Pick out each line below containing "title".

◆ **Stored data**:
- - - - -

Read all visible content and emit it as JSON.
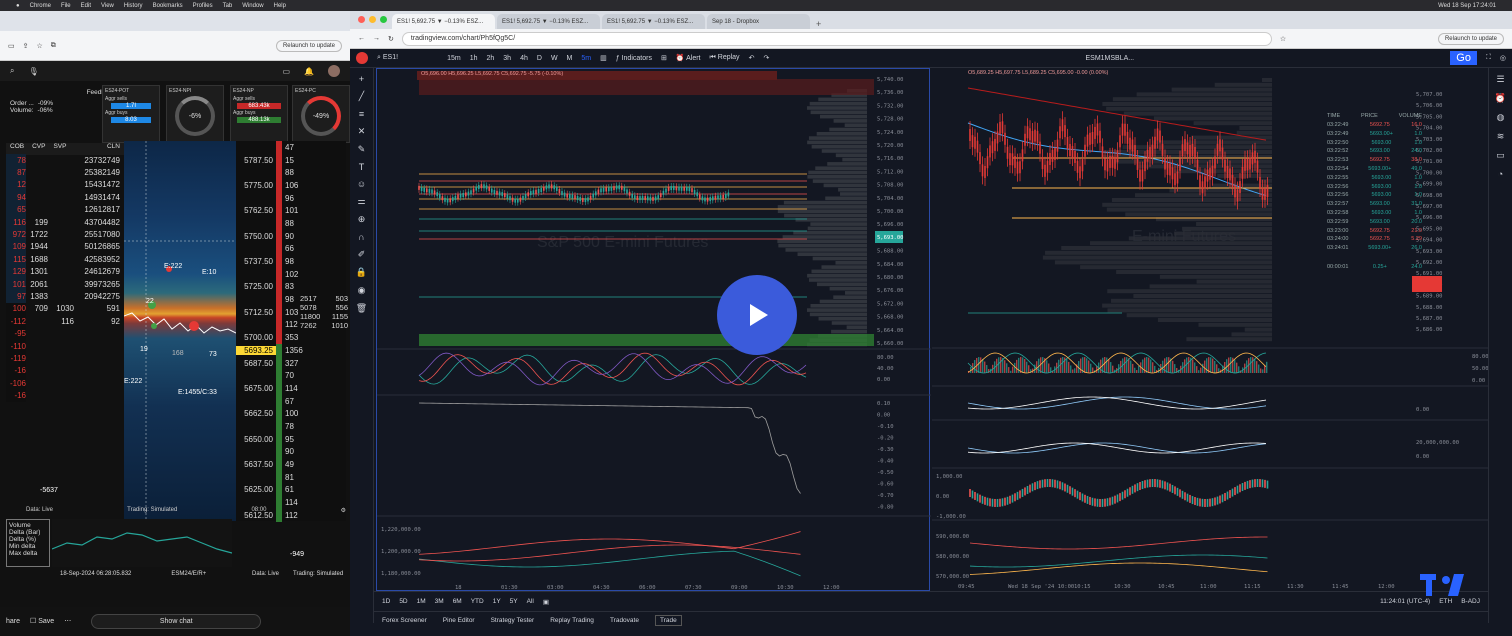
{
  "macbar": {
    "app": "Chrome",
    "menus": [
      "File",
      "Edit",
      "View",
      "History",
      "Bookmarks",
      "Profiles",
      "Tab",
      "Window",
      "Help"
    ],
    "clock": "Wed 18 Sep  17:24:01"
  },
  "left": {
    "url_relaunch": "Relaunch to update",
    "feedback": "Feedb",
    "order_label": "Order ...",
    "order_val": "-09%",
    "volume_label": "Volume:",
    "volume_val": "-06%",
    "gauges": [
      {
        "title": "ES24-POT",
        "a": "Aggr sells",
        "av": "1.7I",
        "b": "Aggr buys",
        "bv": "8.03"
      },
      {
        "title": "ES24-NPI",
        "val": "-6%",
        "sub": "-151.23k"
      },
      {
        "title": "ES24-NP",
        "a": "Aggr sells",
        "av": "683.43k",
        "b": "Aggr buys",
        "bv": "488.13k"
      },
      {
        "title": "ES24-PC",
        "val": "-49%",
        "sub": "5693.25"
      }
    ],
    "dom_headers": [
      "COB",
      "CVP",
      "SVP",
      "CLN"
    ],
    "dom_rows": [
      {
        "a": "78",
        "b": "",
        "c": "",
        "d": "23732749"
      },
      {
        "a": "87",
        "b": "",
        "c": "",
        "d": "25382149"
      },
      {
        "a": "12",
        "b": "",
        "c": "",
        "d": "15431472"
      },
      {
        "a": "94",
        "b": "",
        "c": "",
        "d": "14931474"
      },
      {
        "a": "65",
        "b": "",
        "c": "",
        "d": "12612817"
      },
      {
        "a": "116",
        "b": "199",
        "c": "",
        "d": "43704482"
      },
      {
        "a": "972",
        "b": "1722",
        "c": "",
        "d": "25517080"
      },
      {
        "a": "109",
        "b": "1944",
        "c": "",
        "d": "50126865"
      },
      {
        "a": "115",
        "b": "1688",
        "c": "",
        "d": "42583952"
      },
      {
        "a": "129",
        "b": "1301",
        "c": "",
        "d": "24612679"
      },
      {
        "a": "101",
        "b": "2061",
        "c": "",
        "d": "39973265"
      },
      {
        "a": "97",
        "b": "1383",
        "c": "",
        "d": "20942275"
      },
      {
        "a": "100",
        "b": "709",
        "c": "1030",
        "d": "591"
      },
      {
        "a": "-112",
        "b": "",
        "c": "116",
        "d": "92"
      },
      {
        "a": "-95",
        "b": "",
        "c": "",
        "d": ""
      },
      {
        "a": "-110",
        "b": "",
        "c": "",
        "d": ""
      },
      {
        "a": "-119",
        "b": "",
        "c": "",
        "d": ""
      },
      {
        "a": "-16",
        "b": "",
        "c": "",
        "d": ""
      },
      {
        "a": "-106",
        "b": "",
        "c": "",
        "d": ""
      },
      {
        "a": "-16",
        "b": "",
        "c": "",
        "d": ""
      }
    ],
    "heat_labels": [
      {
        "t": "E:222"
      },
      {
        "t": "E:10"
      },
      {
        "t": "22"
      },
      {
        "t": "19"
      },
      {
        "t": "168"
      },
      {
        "t": "73"
      },
      {
        "t": "E:222"
      },
      {
        "t": "E:1455/C:33"
      }
    ],
    "ladder_rows": [
      {
        "p": "",
        "v": "47"
      },
      {
        "p": "5787.50",
        "v": "15"
      },
      {
        "p": "",
        "v": "88"
      },
      {
        "p": "5775.00",
        "v": "106"
      },
      {
        "p": "",
        "v": "96"
      },
      {
        "p": "5762.50",
        "v": "101"
      },
      {
        "p": "",
        "v": "88"
      },
      {
        "p": "5750.00",
        "v": "90"
      },
      {
        "p": "",
        "v": "66"
      },
      {
        "p": "5737.50",
        "v": "98"
      },
      {
        "p": "",
        "v": "102"
      },
      {
        "p": "5725.00",
        "v": "83"
      },
      {
        "p": "",
        "v": "98"
      },
      {
        "p": "5712.50",
        "v": "103"
      },
      {
        "p": "",
        "v": "112"
      },
      {
        "p": "5700.00",
        "v": "353"
      },
      {
        "p": "5693.25",
        "v": "1356"
      },
      {
        "p": "5687.50",
        "v": "327"
      },
      {
        "p": "",
        "v": "70"
      },
      {
        "p": "5675.00",
        "v": "114"
      },
      {
        "p": "",
        "v": "67"
      },
      {
        "p": "5662.50",
        "v": "100"
      },
      {
        "p": "",
        "v": "78"
      },
      {
        "p": "5650.00",
        "v": "95"
      },
      {
        "p": "",
        "v": "90"
      },
      {
        "p": "5637.50",
        "v": "49"
      },
      {
        "p": "",
        "v": "81"
      },
      {
        "p": "5625.00",
        "v": "61"
      },
      {
        "p": "",
        "v": "114"
      },
      {
        "p": "5612.50",
        "v": "112"
      }
    ],
    "ladder_side": [
      "2517",
      "503",
      "5078",
      "556",
      "11800",
      "1155",
      "7262",
      "1010"
    ],
    "cvd_val": "-5637",
    "status_live": "Data: Live",
    "status_sim": "Trading: Simulated",
    "time_label": "08:00",
    "mini_val": "-949",
    "legend": [
      "Volume",
      "Delta (Bar)",
      "Delta (%)",
      "Min delta",
      "Max delta"
    ],
    "mini_time": "18-Sep-2024 06:28:05.832",
    "mini_sym": "ESM24/E/R+",
    "share": "hare",
    "save": "Save",
    "chat": "Show chat"
  },
  "right": {
    "tabs": [
      "ES1! 5,692.75 ▼ −0.13% ESZ...",
      "ES1! 5,692.75 ▼ −0.13% ESZ...",
      "ES1! 5,692.75 ▼ −0.13% ESZ...",
      "Sep 18 - Dropbox"
    ],
    "url": "tradingview.com/chart/Ph5fQg5C/",
    "relaunch": "Relaunch to update",
    "symbol": "ES1!",
    "intervals": [
      "15m",
      "1h",
      "2h",
      "3h",
      "4h",
      "D",
      "W",
      "M",
      "5m"
    ],
    "indicators": "Indicators",
    "alert": "Alert",
    "replay": "Replay",
    "go": "Go",
    "right_symbol": "ESM1MSBLA...",
    "ohlc_left": "O5,696.00 H5,696.25 L5,692.75 C5,692.75 -5.75 (-0.10%)",
    "ohlc_right": "O5,689.25 H5,697.75 L5,689.25 C5,695.00 -0.00 (0.00%)",
    "watermark_left": "S&P 500 E-mini Futures",
    "watermark_right": "E-mini Futures",
    "price_axis_left": [
      "5,740.00",
      "5,736.00",
      "5,732.00",
      "5,728.00",
      "5,724.00",
      "5,720.00",
      "5,716.00",
      "5,712.00",
      "5,708.00",
      "5,704.00",
      "5,700.00",
      "5,696.00",
      "5,692.00",
      "5,688.00",
      "5,684.00",
      "5,680.00",
      "5,676.00",
      "5,672.00",
      "5,668.00",
      "5,664.00",
      "5,660.00"
    ],
    "price_axis_right": [
      "5,707.00",
      "5,706.00",
      "5,705.00",
      "5,704.00",
      "5,703.00",
      "5,702.00",
      "5,701.00",
      "5,700.00",
      "5,699.00",
      "5,698.00",
      "5,697.00",
      "5,696.00",
      "5,695.00",
      "5,694.00",
      "5,693.00",
      "5,692.00",
      "5,691.00",
      "5,690.00",
      "5,689.00",
      "5,688.00",
      "5,687.00",
      "5,686.00"
    ],
    "last_price": "5,693.00",
    "osc_axis": [
      "80.00",
      "40.00",
      "0.00"
    ],
    "osc_axis_r": [
      "80.00",
      "50.00",
      "0.00"
    ],
    "delta_axis": [
      "0.10",
      "0.00",
      "-0.10",
      "-0.20",
      "-0.30",
      "-0.40",
      "-0.50",
      "-0.60",
      "-0.70",
      "-0.80"
    ],
    "vol_axis": [
      "1,220,000.00",
      "1,200,000.00",
      "1,180,000.00"
    ],
    "mid_axis_r": [
      "1,000.00",
      "0.00",
      "-1,000.00"
    ],
    "bot_axis_r": [
      "590,000.00",
      "580,000.00",
      "570,000.00"
    ],
    "r_axis_misc": [
      "0.00",
      "20,000,000.00",
      "0.00"
    ],
    "time_axis_left": [
      "18",
      "01:30",
      "03:00",
      "04:30",
      "06:00",
      "07:30",
      "09:00",
      "10:30",
      "12:00"
    ],
    "time_axis_right": [
      "09:45",
      "Wed 18 Sep '24  10:00",
      "10:15",
      "10:30",
      "10:45",
      "11:00",
      "11:15",
      "11:30",
      "11:45",
      "12:00"
    ],
    "tape_headers": [
      "TIME",
      "PRICE",
      "VOLUME"
    ],
    "tape": [
      {
        "t": "03:22:49",
        "p": "5692.75",
        "v": "16.0",
        "s": "sell"
      },
      {
        "t": "03:22:49",
        "p": "5693.00+",
        "v": "1.0",
        "s": "buy"
      },
      {
        "t": "03:22:50",
        "p": "5693.00",
        "v": "1.0",
        "s": "buy"
      },
      {
        "t": "03:22:52",
        "p": "5693.00",
        "v": "24.0",
        "s": "buy"
      },
      {
        "t": "03:22:53",
        "p": "5692.75",
        "v": "38.0",
        "s": "sell"
      },
      {
        "t": "03:22:54",
        "p": "5693.00+",
        "v": "49.0",
        "s": "buy"
      },
      {
        "t": "03:22:55",
        "p": "5693.00",
        "v": "1.0",
        "s": "buy"
      },
      {
        "t": "03:22:56",
        "p": "5693.00",
        "v": "1.0",
        "s": "buy"
      },
      {
        "t": "03:22:56",
        "p": "5693.00",
        "v": "1.0",
        "s": "buy"
      },
      {
        "t": "03:22:57",
        "p": "5693.00",
        "v": "31.0",
        "s": "buy"
      },
      {
        "t": "03:22:58",
        "p": "5693.00",
        "v": "1.0",
        "s": "buy"
      },
      {
        "t": "03:22:59",
        "p": "5693.00",
        "v": "20.0",
        "s": "buy"
      },
      {
        "t": "03:23:00",
        "p": "5692.75",
        "v": "21.0",
        "s": "sell"
      },
      {
        "t": "03:24:00",
        "p": "5692.75",
        "v": "5.29",
        "s": "sell"
      },
      {
        "t": "03:24:01",
        "p": "5693.00+",
        "v": "26.0",
        "s": "buy"
      }
    ],
    "tape_footer": {
      "t": "00:00:01",
      "p": "0.25+",
      "v": "24.0"
    },
    "ranges": [
      "1D",
      "5D",
      "1M",
      "3M",
      "6M",
      "YTD",
      "1Y",
      "5Y",
      "All"
    ],
    "clock": "11:24:01 (UTC-4)",
    "eth": "ETH",
    "badj": "B-ADJ",
    "bottom_tabs": [
      "Forex Screener",
      "Pine Editor",
      "Strategy Tester",
      "Replay Trading",
      "Tradovate",
      "Trade"
    ]
  },
  "colors": {
    "up": "#26a69a",
    "down": "#ef5350",
    "accent": "#2962ff",
    "orange": "#ffb74d",
    "green": "#00c853",
    "red": "#e53935"
  }
}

- - - - -

◆ **The result**:
        "title": "ES24-POT",
        "title": "ES24-NPI",
        "title": "ES24-NP",
        "title": "ES24-PC",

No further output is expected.